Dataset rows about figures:
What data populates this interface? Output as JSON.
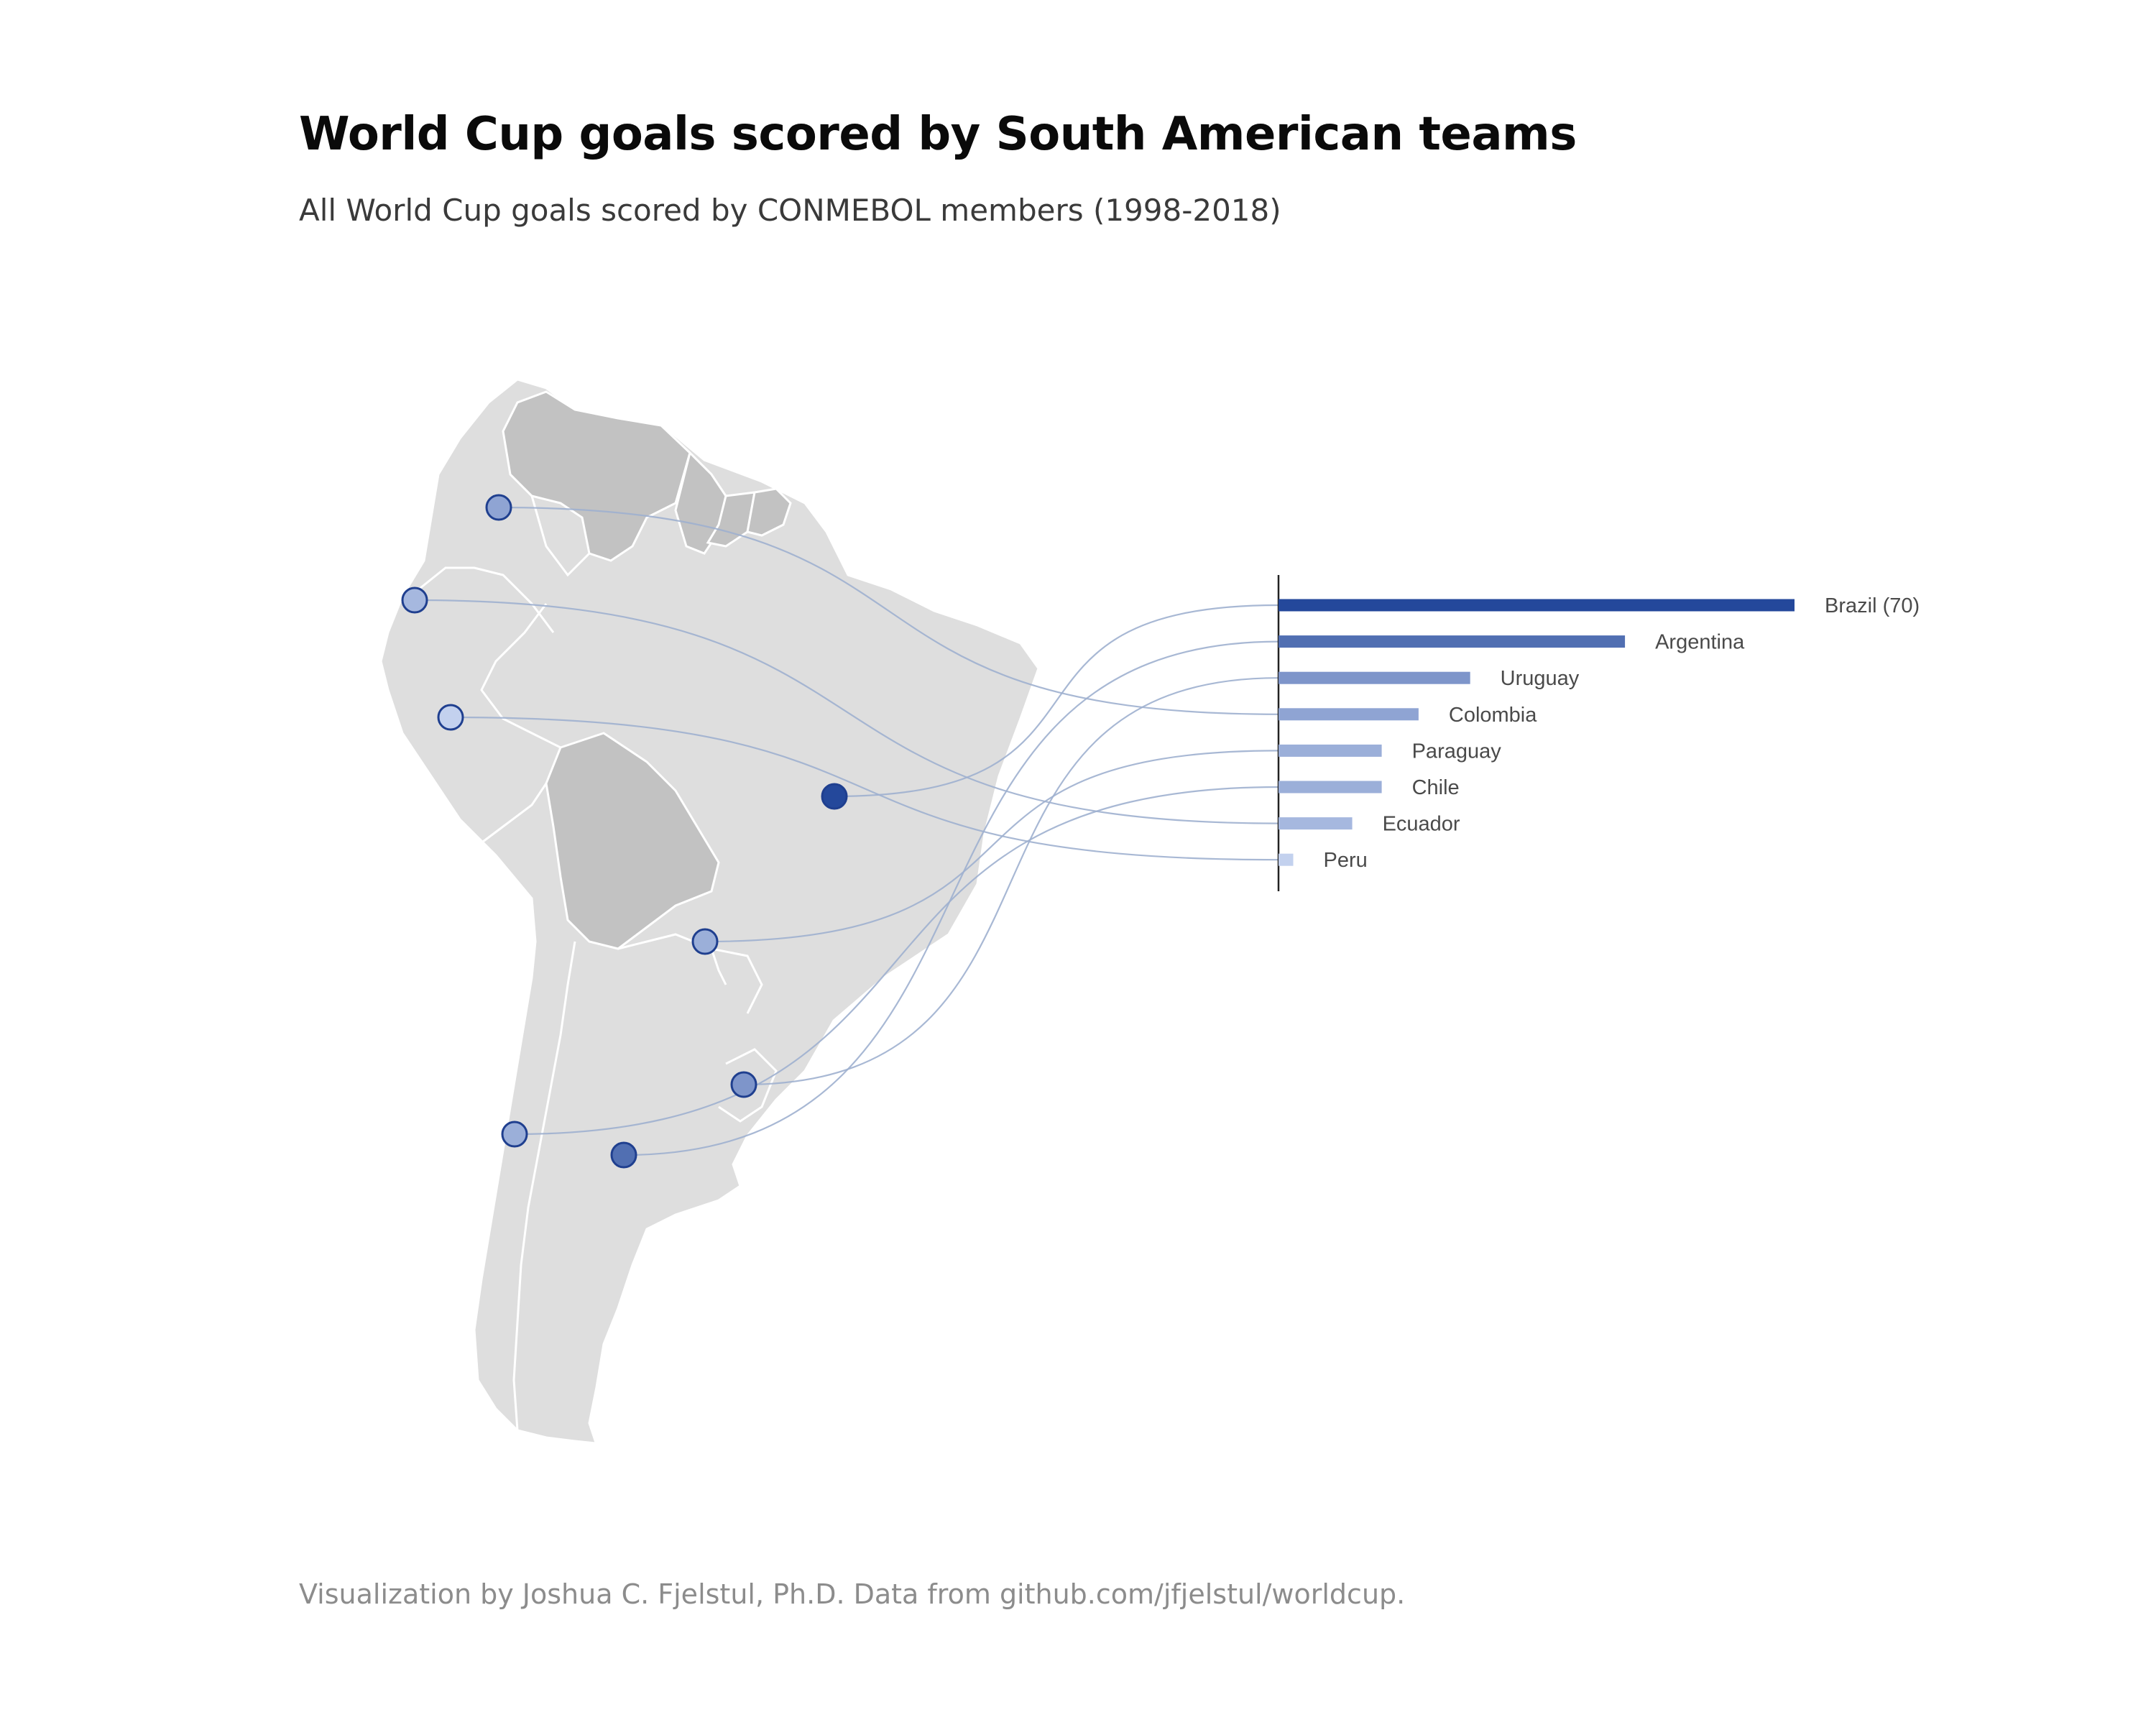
{
  "title": "World Cup goals scored by South American teams",
  "subtitle": "All World Cup goals scored by CONMEBOL members (1998-2018)",
  "caption": "Visualization by Joshua C. Fjelstul, Ph.D. Data from github.com/jfjelstul/worldcup.",
  "colors": {
    "land": "#dedede",
    "land_dark": "#c2c2c2",
    "border": "#ffffff",
    "connector": "#9eb0cf",
    "axis": "#222222",
    "marker_stroke": "#1f3f8f",
    "scale_low": "#c3d1ee",
    "scale_high": "#24489b"
  },
  "chart_data": {
    "type": "bar",
    "orientation": "horizontal",
    "variable": "goals",
    "categories": [
      "Brazil",
      "Argentina",
      "Uruguay",
      "Colombia",
      "Paraguay",
      "Chile",
      "Ecuador",
      "Peru"
    ],
    "values": [
      70,
      47,
      26,
      19,
      14,
      14,
      10,
      2
    ],
    "labels": [
      "Brazil (70)",
      "Argentina",
      "Uruguay",
      "Colombia",
      "Paraguay",
      "Chile",
      "Ecuador",
      "Peru"
    ],
    "xlim": [
      0,
      70
    ],
    "grid": false,
    "legend": "none"
  }
}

Set exercise: Omit all pictures while transcribing the entries verbatim.

Output of the exercise:
What data populates this interface? Output as JSON.
{
  "title": "World Cup goals scored by South American teams",
  "subtitle": "All World Cup goals scored by CONMEBOL members (1998-2018)",
  "caption": "Visualization by Joshua C. Fjelstul, Ph.D. Data from github.com/jfjelstul/worldcup.",
  "colors": {
    "land": "#dedede",
    "land_dark": "#c2c2c2",
    "border": "#ffffff",
    "connector": "#9eb0cf",
    "axis": "#222222",
    "marker_stroke": "#1f3f8f",
    "scale_low": "#c3d1ee",
    "scale_high": "#24489b"
  },
  "chart_data": {
    "type": "bar",
    "orientation": "horizontal",
    "variable": "goals",
    "categories": [
      "Brazil",
      "Argentina",
      "Uruguay",
      "Colombia",
      "Paraguay",
      "Chile",
      "Ecuador",
      "Peru"
    ],
    "values": [
      70,
      47,
      26,
      19,
      14,
      14,
      10,
      2
    ],
    "labels": [
      "Brazil (70)",
      "Argentina",
      "Uruguay",
      "Colombia",
      "Paraguay",
      "Chile",
      "Ecuador",
      "Peru"
    ],
    "xlim": [
      0,
      70
    ],
    "grid": false,
    "legend": "none"
  }
}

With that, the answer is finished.